§ Exercise objective: Pull each line holding the word "Occurrence" from the data.

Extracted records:
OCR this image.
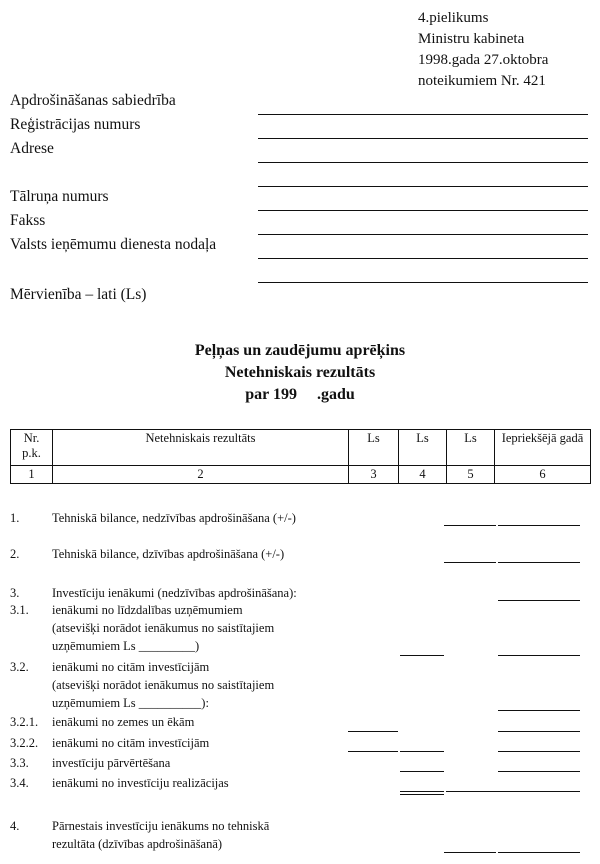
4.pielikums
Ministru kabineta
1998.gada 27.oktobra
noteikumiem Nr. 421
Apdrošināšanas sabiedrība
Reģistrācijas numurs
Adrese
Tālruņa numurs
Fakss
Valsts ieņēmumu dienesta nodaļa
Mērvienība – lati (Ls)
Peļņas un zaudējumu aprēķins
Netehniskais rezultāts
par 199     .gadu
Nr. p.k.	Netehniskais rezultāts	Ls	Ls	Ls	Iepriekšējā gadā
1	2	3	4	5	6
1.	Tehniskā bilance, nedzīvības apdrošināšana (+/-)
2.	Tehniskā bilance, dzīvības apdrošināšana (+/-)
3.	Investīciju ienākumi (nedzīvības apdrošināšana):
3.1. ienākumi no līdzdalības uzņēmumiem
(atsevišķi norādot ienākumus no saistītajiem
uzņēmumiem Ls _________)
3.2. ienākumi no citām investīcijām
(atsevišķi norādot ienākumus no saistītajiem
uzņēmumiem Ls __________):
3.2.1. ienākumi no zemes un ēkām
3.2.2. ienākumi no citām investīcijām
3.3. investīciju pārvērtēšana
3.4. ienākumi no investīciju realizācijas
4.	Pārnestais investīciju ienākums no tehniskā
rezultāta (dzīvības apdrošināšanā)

* * *

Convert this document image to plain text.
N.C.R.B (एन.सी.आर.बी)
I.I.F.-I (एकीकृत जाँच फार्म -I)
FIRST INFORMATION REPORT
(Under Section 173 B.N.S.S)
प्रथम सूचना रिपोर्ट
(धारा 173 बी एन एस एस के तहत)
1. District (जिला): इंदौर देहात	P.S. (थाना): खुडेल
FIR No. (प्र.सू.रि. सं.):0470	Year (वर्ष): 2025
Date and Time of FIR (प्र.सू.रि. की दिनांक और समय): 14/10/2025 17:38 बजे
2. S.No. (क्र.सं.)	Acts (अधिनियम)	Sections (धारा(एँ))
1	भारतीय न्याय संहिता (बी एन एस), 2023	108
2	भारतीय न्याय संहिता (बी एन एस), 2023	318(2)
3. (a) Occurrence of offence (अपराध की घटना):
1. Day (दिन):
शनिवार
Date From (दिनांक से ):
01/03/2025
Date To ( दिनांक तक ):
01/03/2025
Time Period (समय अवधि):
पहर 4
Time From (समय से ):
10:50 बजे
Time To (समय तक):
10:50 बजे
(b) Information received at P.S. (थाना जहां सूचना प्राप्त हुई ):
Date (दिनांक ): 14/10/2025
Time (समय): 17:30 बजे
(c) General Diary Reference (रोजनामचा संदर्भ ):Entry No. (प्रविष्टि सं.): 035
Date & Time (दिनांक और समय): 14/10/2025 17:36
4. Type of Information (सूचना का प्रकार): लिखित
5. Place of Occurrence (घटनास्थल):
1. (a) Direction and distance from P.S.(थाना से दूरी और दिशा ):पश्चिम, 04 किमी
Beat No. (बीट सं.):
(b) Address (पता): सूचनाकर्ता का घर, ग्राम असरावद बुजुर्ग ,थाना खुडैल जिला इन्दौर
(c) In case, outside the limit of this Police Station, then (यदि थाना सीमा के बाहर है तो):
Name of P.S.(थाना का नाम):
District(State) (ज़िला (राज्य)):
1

--

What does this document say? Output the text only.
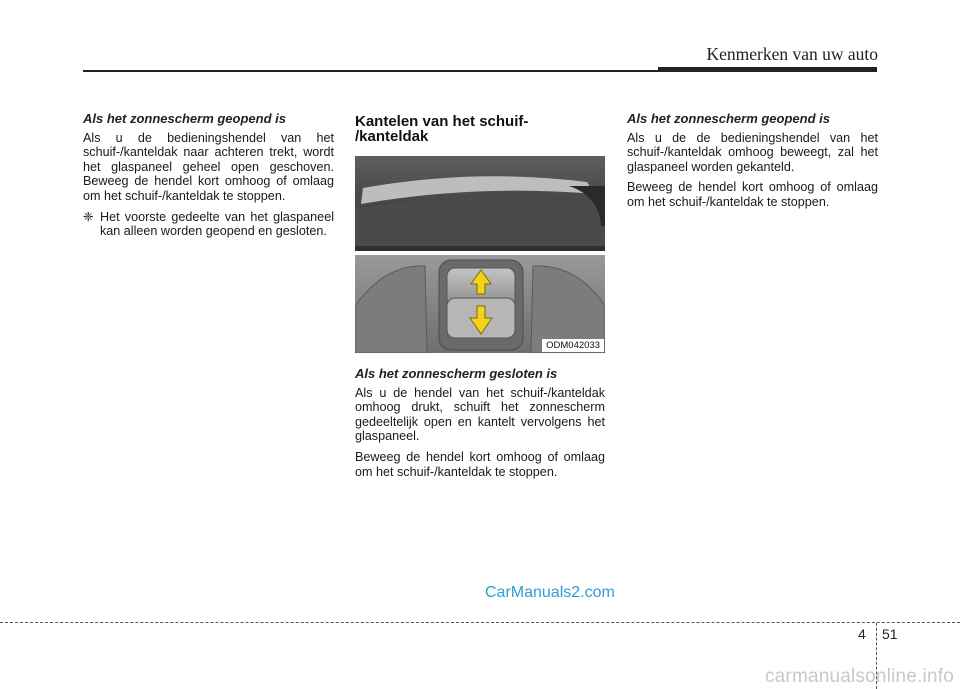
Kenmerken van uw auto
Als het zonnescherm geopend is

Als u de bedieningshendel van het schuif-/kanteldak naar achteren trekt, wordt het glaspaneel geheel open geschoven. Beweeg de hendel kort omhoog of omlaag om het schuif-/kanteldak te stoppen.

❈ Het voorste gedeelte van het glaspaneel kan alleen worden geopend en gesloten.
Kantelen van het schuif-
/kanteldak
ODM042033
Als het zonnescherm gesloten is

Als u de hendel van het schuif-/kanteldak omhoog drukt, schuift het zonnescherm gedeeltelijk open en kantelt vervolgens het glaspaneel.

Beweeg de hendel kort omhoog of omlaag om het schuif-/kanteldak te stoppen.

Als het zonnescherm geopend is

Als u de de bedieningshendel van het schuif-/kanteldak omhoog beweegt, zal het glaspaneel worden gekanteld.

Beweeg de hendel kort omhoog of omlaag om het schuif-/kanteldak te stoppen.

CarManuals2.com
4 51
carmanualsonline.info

§ Answer to this problem:
3. (a) Occurrence of offence (अपराध की घटना):
5. Place of Occurrence (घटनास्थल):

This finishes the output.